When God sent Jesus to be born in a manger, to an unwed mother and a homeless carpenter, he set up for all of time that Jesus lived in the real world, not a fantasized picture of what life looked like.

When God sent Jesus, he reminded us that Immanuel, which means “God with us,” isn’t just a cute bumper sticker, it’s the reminder that God made himself like us and with us to understand what life is really like for us.

God wasn’t willing to let people say, “well, you don’t know what it’s like!”

God sent Jesus into a world of people who were seeking something, anything, to hold onto to show us that we are not alone, that God is here, and that God wants to be with us. Littered through the Scriptures are reminders:

The times that Jesus asks his audience, whether it’s an individual or a group, “what do you want me to do for you?”

The offering up of his body and blood on the cross, after sharing the Last Supper, when he says, “this is my body which is given for you” (Luke 22:19).

The reminders from the apostle Paul that “if God is for us, who can be against us? (Romans 8:31)”

Too often, we come to church and Christmas, and we’re expecting the wrong thing. We’re seeking temporary happiness or immediate financial security that seem to wear off before the Super Bowl; we’re looking for love and peace of mind in all the wrong places, like failed relationships and jobs we don’t really like. We’re not changing the things that matter but pursuing a difference by running after the wrong things.

And then the wise men show up, strangers in a strange land, who realize there’s something different here.

Sometimes, we have to recognize that what we’ve been looking for isn’t what we’ll find, but that it’s better. That the unexpected is actually exactly what we need.

We can either be the wise men or we can be Herods, we can be Scrooge or Bob Cratchit. We can be full of wonder and pursuit and purpose, or we can be stuck on ourselves, and our fears, lusts, and expectations. We can strive for the sacred or be stuck in the mundane. It’s not a pretty contrast, is it?

§ **Stated goal**: In the Christmas reflection, what does the name Immanuel mean? Rely only on the Christmas reflection, not on the listing.

§ **Dataset excerpt**:

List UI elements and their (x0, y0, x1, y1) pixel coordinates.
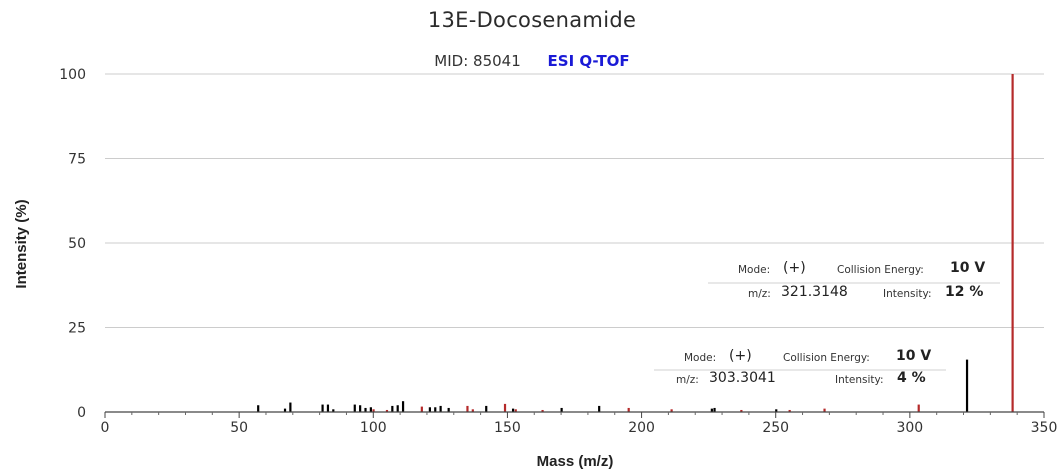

§ **Written solution**: It means "God with us."